**DESCRIPTION OF THE TASK**. All lines in the entries below that hold "barn" make up the answer.

**RECORD EXTRACTS**.

■ ■ ■

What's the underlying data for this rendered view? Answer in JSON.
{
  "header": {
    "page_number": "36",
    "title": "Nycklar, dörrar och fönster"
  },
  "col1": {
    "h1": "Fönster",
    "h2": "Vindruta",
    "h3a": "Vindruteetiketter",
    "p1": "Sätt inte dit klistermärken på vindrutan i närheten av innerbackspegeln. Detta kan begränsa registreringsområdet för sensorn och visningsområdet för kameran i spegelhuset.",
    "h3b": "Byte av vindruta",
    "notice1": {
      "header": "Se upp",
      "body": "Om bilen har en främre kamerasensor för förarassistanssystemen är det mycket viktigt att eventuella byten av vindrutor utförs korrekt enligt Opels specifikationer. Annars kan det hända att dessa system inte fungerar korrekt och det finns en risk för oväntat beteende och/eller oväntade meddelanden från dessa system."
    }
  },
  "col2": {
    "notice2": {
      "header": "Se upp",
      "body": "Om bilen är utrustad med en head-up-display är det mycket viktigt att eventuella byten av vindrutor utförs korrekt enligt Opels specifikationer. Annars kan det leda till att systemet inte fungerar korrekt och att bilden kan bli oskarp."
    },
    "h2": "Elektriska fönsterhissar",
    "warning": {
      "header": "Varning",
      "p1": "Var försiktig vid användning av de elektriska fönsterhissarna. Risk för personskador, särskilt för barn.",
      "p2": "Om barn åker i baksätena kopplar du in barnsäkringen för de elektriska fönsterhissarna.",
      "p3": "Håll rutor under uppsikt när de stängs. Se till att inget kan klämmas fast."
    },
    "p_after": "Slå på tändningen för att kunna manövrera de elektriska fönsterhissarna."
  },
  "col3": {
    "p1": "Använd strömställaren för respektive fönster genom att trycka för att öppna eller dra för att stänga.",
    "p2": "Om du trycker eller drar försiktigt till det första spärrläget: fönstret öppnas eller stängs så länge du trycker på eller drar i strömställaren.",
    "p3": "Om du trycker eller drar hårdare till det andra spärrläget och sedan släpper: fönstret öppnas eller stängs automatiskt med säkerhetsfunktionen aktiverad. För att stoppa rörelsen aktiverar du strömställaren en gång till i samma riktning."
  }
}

■ ■ ■

**SOLUTION TO THIS EXERCISE**.
      "p1": "Var försiktig vid användning av de elektriska fönsterhissarna. Risk för personskador, särskilt för barn.",
      "p2": "Om barn åker i baksätena kopplar du in barnsäkringen för de elektriska fönsterhissarna.",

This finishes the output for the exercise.